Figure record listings
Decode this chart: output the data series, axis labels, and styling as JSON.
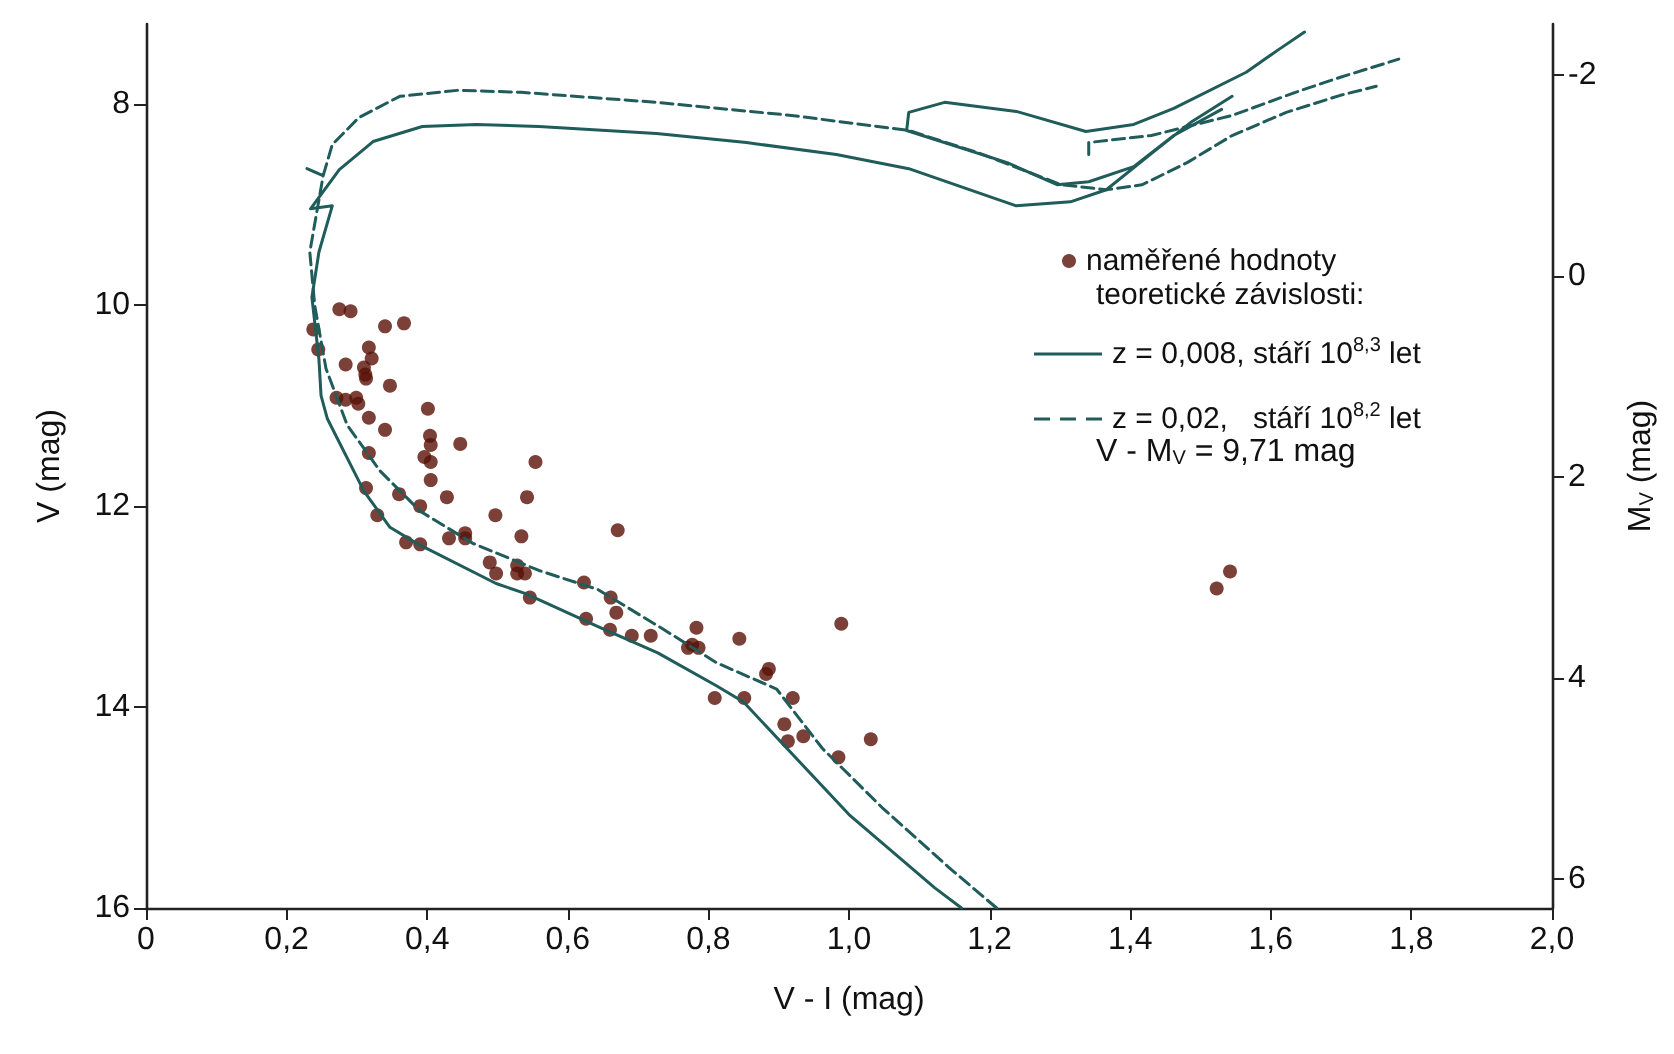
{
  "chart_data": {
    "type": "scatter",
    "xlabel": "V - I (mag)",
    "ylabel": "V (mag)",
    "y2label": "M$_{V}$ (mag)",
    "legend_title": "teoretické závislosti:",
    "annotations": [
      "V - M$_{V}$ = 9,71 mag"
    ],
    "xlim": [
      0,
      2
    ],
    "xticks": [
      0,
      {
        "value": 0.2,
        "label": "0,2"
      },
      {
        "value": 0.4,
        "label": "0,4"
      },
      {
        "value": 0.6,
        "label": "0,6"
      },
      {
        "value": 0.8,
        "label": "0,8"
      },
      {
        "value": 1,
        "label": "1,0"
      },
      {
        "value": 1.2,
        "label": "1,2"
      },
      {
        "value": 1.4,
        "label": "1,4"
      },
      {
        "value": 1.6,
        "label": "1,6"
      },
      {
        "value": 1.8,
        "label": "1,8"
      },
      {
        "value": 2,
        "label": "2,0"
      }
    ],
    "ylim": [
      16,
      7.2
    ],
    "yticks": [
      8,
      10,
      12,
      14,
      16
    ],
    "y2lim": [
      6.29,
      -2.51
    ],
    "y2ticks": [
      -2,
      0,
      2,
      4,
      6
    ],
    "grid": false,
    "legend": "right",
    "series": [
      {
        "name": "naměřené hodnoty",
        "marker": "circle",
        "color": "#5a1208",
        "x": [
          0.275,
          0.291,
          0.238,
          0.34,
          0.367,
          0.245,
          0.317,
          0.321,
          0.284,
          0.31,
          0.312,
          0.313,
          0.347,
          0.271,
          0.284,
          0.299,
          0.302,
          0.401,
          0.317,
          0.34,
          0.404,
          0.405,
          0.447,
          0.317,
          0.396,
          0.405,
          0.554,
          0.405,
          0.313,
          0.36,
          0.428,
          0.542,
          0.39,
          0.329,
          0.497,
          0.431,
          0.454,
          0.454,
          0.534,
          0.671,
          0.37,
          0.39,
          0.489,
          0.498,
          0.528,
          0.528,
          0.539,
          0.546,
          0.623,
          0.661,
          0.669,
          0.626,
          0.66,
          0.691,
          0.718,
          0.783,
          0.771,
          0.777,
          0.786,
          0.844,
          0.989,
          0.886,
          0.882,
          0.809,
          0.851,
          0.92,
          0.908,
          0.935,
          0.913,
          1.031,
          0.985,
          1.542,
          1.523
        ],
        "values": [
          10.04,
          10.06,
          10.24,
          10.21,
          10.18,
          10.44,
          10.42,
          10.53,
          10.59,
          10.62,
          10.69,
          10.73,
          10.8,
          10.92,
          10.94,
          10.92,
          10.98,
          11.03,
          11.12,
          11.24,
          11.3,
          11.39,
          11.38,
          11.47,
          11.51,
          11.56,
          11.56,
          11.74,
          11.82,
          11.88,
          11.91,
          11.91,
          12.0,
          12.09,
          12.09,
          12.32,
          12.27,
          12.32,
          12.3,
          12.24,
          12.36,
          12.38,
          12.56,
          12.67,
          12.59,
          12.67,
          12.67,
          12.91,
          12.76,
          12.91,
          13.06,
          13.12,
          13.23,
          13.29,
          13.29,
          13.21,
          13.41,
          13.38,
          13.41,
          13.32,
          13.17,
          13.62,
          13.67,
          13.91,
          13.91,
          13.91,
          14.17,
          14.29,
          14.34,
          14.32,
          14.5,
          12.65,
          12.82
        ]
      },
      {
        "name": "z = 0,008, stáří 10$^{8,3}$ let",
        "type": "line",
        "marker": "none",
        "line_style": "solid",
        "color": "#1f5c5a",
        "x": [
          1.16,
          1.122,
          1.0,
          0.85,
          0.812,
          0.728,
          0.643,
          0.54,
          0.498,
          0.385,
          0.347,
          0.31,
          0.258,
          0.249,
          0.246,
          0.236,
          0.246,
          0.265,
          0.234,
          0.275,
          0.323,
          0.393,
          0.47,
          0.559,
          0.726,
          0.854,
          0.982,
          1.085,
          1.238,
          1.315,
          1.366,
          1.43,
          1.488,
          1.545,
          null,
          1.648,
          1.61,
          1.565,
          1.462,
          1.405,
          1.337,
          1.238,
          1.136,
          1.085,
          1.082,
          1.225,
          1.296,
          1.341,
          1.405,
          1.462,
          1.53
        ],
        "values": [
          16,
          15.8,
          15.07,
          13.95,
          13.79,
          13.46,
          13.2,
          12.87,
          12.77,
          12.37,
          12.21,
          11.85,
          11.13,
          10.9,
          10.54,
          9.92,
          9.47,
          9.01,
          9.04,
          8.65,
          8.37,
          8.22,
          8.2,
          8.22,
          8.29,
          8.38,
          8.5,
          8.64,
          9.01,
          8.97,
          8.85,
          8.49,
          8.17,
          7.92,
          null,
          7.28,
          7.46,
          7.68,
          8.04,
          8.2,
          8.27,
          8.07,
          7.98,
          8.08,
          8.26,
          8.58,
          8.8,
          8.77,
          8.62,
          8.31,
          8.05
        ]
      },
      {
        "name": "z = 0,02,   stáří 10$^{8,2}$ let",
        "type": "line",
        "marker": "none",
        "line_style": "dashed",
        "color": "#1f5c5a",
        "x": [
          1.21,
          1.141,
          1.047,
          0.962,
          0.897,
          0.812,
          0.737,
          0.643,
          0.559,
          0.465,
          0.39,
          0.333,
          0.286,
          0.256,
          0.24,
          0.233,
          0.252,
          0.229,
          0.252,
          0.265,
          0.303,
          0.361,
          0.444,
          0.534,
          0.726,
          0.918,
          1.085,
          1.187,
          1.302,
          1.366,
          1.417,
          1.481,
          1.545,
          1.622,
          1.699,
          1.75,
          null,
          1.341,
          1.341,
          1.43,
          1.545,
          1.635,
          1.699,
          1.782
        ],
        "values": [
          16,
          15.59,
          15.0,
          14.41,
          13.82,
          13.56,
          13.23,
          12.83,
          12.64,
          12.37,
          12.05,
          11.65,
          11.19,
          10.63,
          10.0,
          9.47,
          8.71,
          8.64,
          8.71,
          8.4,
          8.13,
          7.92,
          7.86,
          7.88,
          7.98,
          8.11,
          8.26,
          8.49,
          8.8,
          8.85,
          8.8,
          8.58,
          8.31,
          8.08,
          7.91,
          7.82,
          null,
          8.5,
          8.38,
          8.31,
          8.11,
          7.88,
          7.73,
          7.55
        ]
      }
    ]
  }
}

What you will do> Copy each line of the listing that contains the string "stáří".

Answer to this exercise>
        "name": "z = 0,008, stáří 10$^{8,3}$ let",
        "name": "z = 0,02,   stáří 10$^{8,2}$ let",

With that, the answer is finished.